INFORMATION SHOWN start
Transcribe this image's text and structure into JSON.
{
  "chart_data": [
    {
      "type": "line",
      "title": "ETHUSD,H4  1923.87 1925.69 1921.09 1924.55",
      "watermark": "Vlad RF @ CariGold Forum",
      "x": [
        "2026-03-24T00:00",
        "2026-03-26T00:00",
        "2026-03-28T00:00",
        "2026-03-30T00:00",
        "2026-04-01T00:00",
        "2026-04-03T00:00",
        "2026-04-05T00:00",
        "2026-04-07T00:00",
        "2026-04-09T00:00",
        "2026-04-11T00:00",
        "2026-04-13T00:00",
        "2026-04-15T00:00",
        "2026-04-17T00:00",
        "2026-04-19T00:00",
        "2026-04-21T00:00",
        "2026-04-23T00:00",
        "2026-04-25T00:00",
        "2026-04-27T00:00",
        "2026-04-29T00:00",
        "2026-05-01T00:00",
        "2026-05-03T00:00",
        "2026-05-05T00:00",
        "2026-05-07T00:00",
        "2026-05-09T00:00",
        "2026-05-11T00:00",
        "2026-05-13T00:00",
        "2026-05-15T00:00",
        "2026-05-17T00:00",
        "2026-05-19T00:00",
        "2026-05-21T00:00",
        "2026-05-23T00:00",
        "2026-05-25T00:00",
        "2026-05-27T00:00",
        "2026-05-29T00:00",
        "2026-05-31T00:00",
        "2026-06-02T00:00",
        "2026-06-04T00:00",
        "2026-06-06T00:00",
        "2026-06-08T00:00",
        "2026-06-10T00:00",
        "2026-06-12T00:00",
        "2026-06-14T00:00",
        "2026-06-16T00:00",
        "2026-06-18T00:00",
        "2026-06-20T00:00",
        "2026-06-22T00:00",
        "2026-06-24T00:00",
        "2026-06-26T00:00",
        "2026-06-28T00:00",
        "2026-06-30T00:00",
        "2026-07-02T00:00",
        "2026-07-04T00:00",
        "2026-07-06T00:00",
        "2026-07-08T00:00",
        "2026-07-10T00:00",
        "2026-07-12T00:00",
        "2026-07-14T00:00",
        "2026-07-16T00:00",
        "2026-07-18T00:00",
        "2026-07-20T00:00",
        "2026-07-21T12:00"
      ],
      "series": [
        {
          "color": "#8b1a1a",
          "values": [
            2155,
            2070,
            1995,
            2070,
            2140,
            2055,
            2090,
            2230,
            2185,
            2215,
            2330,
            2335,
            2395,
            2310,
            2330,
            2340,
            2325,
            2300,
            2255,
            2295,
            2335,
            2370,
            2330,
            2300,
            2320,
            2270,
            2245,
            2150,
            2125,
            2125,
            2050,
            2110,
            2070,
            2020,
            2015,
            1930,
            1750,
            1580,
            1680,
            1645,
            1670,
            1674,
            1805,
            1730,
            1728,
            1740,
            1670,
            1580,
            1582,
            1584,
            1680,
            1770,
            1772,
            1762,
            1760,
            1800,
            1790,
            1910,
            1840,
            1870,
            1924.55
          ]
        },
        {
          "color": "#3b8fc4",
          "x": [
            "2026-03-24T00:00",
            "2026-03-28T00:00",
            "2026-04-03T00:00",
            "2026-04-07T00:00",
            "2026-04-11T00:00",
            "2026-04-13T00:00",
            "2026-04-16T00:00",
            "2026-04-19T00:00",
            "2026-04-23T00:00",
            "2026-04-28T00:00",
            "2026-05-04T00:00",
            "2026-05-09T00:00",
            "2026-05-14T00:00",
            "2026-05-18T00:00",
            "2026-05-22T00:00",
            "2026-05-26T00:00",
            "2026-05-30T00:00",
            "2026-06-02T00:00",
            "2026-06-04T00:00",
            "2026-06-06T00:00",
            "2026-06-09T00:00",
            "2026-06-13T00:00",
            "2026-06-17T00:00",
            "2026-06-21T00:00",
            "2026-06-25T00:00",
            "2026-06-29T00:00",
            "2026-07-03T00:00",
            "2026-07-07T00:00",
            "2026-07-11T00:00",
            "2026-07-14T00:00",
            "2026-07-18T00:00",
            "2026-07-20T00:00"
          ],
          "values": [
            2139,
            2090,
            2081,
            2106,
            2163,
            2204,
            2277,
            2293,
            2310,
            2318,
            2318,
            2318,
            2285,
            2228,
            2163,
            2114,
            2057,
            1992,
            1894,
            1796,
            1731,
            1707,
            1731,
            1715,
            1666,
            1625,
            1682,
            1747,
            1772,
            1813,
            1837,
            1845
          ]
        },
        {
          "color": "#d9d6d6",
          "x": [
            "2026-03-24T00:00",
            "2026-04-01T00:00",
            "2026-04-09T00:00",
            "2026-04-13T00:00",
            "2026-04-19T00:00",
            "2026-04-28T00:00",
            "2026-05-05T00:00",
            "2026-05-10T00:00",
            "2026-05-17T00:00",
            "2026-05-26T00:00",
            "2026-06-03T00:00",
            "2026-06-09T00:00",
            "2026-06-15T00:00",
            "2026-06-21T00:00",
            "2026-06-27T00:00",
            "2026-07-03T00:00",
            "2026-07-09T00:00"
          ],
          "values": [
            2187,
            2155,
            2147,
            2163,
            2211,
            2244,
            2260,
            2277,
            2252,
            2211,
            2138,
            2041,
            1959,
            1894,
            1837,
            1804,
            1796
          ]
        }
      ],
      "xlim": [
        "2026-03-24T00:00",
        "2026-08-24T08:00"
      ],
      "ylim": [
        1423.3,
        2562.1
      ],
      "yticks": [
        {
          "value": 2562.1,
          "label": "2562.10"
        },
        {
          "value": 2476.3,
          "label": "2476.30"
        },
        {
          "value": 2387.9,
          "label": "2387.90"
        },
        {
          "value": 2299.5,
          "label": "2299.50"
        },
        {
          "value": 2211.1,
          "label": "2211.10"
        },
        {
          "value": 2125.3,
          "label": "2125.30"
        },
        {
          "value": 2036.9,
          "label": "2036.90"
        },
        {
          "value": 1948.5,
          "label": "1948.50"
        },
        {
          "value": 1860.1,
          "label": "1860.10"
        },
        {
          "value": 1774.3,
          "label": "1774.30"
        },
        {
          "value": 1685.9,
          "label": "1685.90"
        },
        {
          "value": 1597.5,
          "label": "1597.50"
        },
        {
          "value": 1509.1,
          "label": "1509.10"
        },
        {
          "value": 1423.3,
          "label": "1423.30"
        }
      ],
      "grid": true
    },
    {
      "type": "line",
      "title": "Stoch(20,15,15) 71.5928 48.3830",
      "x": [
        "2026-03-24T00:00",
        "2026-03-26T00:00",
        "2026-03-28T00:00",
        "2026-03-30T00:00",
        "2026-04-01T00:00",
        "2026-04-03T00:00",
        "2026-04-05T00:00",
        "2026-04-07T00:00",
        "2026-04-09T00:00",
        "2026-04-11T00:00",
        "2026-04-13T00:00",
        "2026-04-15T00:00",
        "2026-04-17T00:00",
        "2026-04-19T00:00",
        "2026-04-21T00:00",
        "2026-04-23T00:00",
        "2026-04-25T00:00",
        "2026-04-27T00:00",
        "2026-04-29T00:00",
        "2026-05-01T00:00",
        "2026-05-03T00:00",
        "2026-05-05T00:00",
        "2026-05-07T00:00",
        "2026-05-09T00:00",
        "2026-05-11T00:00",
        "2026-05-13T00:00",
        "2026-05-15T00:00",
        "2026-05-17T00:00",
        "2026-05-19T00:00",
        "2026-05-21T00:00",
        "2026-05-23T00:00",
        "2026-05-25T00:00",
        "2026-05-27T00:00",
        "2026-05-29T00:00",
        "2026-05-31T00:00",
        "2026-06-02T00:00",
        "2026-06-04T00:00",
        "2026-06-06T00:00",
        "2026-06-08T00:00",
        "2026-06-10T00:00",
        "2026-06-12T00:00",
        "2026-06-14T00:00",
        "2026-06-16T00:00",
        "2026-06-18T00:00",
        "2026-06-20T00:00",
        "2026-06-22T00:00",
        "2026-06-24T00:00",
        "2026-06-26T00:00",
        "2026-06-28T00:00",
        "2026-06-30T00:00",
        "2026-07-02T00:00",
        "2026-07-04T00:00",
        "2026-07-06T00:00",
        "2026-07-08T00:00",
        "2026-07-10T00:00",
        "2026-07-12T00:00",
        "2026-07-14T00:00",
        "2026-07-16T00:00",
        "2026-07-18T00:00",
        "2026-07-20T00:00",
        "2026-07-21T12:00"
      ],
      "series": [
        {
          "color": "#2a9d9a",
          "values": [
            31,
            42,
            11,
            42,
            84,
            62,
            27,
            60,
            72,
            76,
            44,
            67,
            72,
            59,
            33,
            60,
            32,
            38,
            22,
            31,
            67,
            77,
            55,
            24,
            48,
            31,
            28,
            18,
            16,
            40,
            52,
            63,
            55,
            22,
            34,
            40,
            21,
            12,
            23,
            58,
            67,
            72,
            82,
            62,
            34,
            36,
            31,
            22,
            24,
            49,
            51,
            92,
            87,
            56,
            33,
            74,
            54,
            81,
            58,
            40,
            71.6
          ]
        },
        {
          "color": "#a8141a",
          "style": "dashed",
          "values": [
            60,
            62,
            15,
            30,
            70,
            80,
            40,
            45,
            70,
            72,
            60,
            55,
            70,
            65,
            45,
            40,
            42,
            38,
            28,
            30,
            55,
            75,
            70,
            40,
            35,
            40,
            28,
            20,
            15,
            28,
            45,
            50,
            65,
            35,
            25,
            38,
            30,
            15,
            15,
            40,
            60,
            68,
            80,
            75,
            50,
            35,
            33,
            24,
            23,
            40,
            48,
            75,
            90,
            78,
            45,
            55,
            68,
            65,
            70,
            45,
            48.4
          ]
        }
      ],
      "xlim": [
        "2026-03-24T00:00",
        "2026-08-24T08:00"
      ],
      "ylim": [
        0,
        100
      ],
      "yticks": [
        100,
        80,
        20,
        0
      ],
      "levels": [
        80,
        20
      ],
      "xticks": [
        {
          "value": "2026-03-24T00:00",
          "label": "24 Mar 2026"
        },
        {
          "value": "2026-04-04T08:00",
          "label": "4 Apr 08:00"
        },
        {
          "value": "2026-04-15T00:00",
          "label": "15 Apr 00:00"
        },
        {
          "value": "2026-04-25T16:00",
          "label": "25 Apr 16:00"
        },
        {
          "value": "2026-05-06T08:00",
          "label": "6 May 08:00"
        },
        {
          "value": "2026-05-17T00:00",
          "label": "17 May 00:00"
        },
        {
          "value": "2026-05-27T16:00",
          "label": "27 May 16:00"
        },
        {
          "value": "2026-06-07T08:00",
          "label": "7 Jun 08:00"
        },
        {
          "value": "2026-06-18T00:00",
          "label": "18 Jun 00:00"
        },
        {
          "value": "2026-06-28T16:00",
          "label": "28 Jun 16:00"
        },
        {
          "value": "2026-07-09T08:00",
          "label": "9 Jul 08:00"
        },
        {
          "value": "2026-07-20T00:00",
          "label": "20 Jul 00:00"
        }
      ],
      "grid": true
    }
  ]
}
INFORMATION SHOWN end
Above are the records; copy every line in them that holds the word "title".

      "title": "ETHUSD,H4  1923.87 1925.69 1921.09 1924.55",
      "title": "Stoch(20,15,15) 71.5928 48.3830",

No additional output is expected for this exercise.